- Recorded data -
____________
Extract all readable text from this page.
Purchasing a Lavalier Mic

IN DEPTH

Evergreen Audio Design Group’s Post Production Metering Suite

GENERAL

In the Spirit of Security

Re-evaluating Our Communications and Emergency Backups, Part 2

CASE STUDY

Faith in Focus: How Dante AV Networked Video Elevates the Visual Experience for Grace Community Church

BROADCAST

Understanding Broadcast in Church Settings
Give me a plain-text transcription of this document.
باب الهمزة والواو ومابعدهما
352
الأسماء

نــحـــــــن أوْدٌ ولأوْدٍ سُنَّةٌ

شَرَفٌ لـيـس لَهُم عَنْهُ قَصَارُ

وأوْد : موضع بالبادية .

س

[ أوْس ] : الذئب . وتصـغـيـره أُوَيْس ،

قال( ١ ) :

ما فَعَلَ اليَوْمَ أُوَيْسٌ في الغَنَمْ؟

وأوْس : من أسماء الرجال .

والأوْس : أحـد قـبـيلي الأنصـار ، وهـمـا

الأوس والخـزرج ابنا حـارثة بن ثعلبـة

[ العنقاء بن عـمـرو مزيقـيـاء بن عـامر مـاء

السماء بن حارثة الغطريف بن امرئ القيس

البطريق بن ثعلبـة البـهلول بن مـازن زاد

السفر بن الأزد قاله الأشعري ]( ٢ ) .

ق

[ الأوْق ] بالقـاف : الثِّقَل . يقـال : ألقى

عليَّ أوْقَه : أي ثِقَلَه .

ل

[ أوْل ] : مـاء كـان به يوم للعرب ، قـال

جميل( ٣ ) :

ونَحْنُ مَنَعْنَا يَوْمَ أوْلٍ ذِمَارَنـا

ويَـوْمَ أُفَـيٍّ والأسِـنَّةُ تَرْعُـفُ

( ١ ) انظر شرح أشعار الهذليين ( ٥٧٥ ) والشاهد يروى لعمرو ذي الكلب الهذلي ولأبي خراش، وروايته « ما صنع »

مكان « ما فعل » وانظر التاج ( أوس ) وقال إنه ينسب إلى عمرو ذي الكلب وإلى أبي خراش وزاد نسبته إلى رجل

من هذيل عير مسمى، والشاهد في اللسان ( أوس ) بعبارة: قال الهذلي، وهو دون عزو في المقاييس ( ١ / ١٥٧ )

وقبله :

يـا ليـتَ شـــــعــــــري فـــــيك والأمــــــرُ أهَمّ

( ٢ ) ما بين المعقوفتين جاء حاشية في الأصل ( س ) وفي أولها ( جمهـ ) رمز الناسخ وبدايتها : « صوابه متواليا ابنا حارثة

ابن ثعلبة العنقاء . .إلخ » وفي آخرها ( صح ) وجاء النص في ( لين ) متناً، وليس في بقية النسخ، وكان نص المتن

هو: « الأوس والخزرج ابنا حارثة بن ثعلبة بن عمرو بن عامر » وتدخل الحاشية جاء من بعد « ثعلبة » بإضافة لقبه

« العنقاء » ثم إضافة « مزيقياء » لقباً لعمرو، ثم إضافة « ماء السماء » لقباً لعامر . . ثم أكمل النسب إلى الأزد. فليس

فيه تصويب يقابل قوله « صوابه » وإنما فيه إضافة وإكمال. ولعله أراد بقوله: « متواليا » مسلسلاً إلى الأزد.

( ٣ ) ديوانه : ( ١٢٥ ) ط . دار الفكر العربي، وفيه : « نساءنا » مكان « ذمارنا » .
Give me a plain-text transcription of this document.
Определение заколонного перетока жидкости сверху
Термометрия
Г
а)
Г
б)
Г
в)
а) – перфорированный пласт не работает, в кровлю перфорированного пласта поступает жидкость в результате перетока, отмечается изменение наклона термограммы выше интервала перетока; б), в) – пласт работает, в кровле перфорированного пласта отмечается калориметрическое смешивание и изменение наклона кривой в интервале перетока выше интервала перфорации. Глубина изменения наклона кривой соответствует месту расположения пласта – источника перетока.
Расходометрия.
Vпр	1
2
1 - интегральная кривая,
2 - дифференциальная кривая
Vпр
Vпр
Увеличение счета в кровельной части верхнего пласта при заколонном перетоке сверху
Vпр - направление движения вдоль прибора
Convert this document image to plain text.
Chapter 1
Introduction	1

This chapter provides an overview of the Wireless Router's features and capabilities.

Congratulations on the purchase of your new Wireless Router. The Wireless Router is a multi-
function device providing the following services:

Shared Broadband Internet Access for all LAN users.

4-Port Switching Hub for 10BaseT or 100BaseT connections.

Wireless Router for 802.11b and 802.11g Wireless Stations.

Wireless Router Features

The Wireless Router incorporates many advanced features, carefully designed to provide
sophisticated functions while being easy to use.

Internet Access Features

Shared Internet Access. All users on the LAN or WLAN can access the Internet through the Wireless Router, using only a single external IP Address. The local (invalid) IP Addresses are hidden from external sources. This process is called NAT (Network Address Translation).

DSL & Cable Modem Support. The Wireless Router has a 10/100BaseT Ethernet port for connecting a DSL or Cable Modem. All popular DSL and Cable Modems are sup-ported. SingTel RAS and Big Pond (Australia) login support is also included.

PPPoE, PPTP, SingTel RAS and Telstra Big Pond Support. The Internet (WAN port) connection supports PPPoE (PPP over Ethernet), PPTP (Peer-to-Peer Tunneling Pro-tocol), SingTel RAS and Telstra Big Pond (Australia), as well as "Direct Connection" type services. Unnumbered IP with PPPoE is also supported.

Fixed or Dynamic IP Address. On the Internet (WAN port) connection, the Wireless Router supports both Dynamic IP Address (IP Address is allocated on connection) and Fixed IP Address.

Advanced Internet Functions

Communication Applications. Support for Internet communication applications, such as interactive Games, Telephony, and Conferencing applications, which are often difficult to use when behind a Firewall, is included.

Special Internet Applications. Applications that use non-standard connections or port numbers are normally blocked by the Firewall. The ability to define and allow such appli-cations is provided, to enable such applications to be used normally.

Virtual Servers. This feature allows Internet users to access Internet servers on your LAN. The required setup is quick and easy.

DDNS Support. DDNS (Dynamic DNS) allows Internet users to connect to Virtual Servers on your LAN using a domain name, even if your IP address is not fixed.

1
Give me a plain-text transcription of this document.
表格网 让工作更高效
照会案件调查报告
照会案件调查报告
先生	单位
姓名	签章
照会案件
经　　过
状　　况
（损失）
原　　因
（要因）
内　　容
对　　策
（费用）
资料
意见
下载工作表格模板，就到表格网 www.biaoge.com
____________
- EXERCISE REQUIREMENTS -
Lines holding the word "مكان" in the entries above are the ones to pull out. Copy them all.

- SOLUTION FOR THIS PROBLEM -
مكان « ما فعل » وانظر التاج ( أوس ) وقال إنه ينسب إلى عمرو ذي الكلب وإلى أبي خراش وزاد نسبته إلى رجل
( ٣ ) ديوانه : ( ١٢٥ ) ط . دار الفكر العربي، وفيه : « نساءنا » مكان « ذمارنا » .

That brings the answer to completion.